REQUIRED WORK:
a - Can you repeat the passage of the retirement income thread starting at "I still struggling" and ending at "there are errors."?
b - Which examples does the retirement income thread give of causes of a permanent drop in retirement income? List all of them.
c - Answer from the retirement income thread:
(i) Which portfolio model already has the two iid shocks z1 and z2?
(ii) By how much can the variability of the process e drop, and with what probability in each period?
(iii) What kind of shock does the reply say problem b) needs?

Modeling Uncertain Retirement Income

Thanks Robert. But do we still talk about the same problem. Initially I modelling:

a) a tail event resulting in a temporary drop in retirement income (e.g., temporary illness expenses);
b) a tail event resulting in a permanent drop in retirement income (e.g., permanent illness expenses or/and death of a spouse or/and entry into a retirement home);

while I already have two iid shocks in portfolio model like 31: persistent z1 and temporarily z2.

Problem a) is solved. I add iid shock e to existing shocks z1 and z2 (similar to model 11B where are only one z and one e). I additionally require that ‘variability’ of the process e can drop by 50% with probability 10% in each period. More specifically:

[e_grid,pi_e]=discretizeAR1_FarmerToda(0,0,Params.sigma_epsilon_e,n_e-1);
e_grid=exp(e_grid);
pi_e=pi_e(1,:)';
e_grid=[0.5; e_grid];
pi_e=[0.1; (1-0.1)*pi_e];
mean_e=pi_e'*e_grid;
e_grid=e_grid./mean_e;

% + I connect e with pension in return function and modify code also in other required places (vfoptions, simoptions, return function, plots …).

I still struggling with problem b). I trying solve it with implementing your first suggestion:

But recently you suggest:

Does your recent comment still address problem b)? Sorry for continuing to ask questions, but I really want to know how to model b). Is it possible to provide an example of how I can implement your first suggestion? Thank you very much!

I see. For problem (b) you want a markov shock, not an i.i.d. shock (a z not an e in my examples). Because it is markov but you tried to include it as an e (which is for i.i.d.) there are errors.

My impression is you want two z shocks.

DATA RECORDS:
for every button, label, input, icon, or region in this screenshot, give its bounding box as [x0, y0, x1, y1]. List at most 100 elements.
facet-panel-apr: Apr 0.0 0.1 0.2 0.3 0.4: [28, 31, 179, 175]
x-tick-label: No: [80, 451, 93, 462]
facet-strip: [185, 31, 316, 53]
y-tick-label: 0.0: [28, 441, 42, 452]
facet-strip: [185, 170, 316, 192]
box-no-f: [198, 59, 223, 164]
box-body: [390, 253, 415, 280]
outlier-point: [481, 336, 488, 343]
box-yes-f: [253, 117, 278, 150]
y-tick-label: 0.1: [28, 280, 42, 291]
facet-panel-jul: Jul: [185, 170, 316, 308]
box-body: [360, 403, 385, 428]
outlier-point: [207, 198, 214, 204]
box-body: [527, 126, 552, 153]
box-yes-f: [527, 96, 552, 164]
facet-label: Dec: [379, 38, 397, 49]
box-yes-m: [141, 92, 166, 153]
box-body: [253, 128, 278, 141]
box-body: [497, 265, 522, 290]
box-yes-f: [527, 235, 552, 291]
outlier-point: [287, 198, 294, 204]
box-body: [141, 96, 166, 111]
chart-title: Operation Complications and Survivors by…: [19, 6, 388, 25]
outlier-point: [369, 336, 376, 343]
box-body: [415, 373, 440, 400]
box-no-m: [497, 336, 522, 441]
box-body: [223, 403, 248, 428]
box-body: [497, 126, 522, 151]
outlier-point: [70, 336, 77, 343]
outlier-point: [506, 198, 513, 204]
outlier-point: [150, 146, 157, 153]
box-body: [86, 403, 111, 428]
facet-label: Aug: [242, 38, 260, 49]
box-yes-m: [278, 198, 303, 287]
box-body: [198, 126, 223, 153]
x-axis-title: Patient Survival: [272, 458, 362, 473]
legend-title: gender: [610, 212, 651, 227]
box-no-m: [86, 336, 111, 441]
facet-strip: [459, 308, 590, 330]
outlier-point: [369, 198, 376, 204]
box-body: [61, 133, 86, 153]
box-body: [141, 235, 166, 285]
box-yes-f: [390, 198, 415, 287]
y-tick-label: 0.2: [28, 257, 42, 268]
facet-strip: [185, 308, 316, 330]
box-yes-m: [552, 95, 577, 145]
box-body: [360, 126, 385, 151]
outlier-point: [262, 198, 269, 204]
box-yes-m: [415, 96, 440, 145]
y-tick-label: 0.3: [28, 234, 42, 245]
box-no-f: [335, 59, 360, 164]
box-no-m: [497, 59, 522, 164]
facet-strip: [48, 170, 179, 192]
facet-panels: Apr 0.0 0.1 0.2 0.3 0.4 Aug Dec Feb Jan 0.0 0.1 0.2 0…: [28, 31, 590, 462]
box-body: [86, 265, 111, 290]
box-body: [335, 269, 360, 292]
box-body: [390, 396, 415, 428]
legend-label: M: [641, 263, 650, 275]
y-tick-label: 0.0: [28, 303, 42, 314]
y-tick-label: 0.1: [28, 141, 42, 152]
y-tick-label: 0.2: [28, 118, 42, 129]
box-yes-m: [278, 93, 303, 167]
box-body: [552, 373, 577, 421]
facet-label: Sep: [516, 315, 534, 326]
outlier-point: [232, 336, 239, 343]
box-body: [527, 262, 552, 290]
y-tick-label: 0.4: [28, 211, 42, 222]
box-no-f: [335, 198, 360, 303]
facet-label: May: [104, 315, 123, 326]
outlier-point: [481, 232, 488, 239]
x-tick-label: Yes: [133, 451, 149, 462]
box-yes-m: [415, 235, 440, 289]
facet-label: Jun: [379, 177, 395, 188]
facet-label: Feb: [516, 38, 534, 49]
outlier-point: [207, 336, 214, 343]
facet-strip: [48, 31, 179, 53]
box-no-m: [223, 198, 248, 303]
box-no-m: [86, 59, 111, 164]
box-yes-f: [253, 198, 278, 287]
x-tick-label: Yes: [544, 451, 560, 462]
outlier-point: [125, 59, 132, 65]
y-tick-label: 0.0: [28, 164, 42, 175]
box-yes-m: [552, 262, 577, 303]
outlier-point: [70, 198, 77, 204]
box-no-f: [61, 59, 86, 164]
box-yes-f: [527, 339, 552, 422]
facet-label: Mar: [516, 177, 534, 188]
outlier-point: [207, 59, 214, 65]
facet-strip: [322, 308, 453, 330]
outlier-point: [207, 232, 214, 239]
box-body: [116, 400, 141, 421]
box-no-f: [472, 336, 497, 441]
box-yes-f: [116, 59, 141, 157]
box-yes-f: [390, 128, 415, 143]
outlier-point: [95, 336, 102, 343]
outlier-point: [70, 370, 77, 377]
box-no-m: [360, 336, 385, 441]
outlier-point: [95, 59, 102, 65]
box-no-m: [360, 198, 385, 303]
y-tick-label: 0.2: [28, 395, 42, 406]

SOLUTIONS IN ORDER:
a -
I still struggling with problem b). I trying solve it with implementing your first suggestion:

But recently you suggest:

Does your recent comment still address problem b)? Sorry for continuing to ask questions, but I really want to know how to model b). Is it possible to provide an example of how I can implement your first suggestion? Thank you very much!

I see. For problem (b) you want a markov shock, not an i.i.d. shock (a z not an e in my examples). Because it is markov but you tried to include it as an e (which is for i.i.d.) there are errors.

b -
- permanent illness expenses
- death of a spouse
- entry into a retirement home

c -
(i) Model 31.
(ii) By 50%, with probability 10% in each period.
(iii) A markov shock (a z), not an i.i.d. shock (an e).